* [Given request]
Locate the word "color" in the data below, then copy every line that holds it.

* [Material provided]
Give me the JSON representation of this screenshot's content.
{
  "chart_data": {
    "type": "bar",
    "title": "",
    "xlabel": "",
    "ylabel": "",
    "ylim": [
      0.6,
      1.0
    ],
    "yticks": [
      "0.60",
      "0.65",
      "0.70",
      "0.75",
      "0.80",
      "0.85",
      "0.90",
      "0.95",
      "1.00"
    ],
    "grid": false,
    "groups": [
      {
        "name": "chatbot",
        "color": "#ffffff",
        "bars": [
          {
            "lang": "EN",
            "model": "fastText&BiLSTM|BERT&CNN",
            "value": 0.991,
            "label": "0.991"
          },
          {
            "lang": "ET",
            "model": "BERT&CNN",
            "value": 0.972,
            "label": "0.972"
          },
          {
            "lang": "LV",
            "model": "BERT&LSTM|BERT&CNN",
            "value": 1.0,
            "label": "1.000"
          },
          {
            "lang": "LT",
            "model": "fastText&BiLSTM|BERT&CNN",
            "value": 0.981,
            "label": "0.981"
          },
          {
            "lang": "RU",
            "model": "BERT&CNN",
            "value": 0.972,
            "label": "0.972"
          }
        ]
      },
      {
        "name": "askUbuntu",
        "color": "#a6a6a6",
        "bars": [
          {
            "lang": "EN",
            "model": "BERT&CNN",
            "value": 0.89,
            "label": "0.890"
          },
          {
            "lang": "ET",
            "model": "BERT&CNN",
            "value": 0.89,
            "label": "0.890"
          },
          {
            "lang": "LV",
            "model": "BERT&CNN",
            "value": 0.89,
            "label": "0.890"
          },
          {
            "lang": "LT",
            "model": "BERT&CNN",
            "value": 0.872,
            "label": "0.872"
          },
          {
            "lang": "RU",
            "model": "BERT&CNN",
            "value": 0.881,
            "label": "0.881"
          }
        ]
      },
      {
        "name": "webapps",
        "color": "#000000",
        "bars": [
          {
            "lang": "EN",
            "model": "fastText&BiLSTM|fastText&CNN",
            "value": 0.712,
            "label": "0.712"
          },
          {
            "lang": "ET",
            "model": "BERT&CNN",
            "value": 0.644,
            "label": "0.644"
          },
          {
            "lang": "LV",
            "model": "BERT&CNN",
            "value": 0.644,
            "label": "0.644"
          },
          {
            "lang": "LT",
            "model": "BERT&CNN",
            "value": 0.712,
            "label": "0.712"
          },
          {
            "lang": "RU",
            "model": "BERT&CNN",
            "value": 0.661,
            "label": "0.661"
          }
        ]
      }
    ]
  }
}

* [Answer below]
        "color": "#ffffff",
        "color": "#a6a6a6",
        "color": "#000000",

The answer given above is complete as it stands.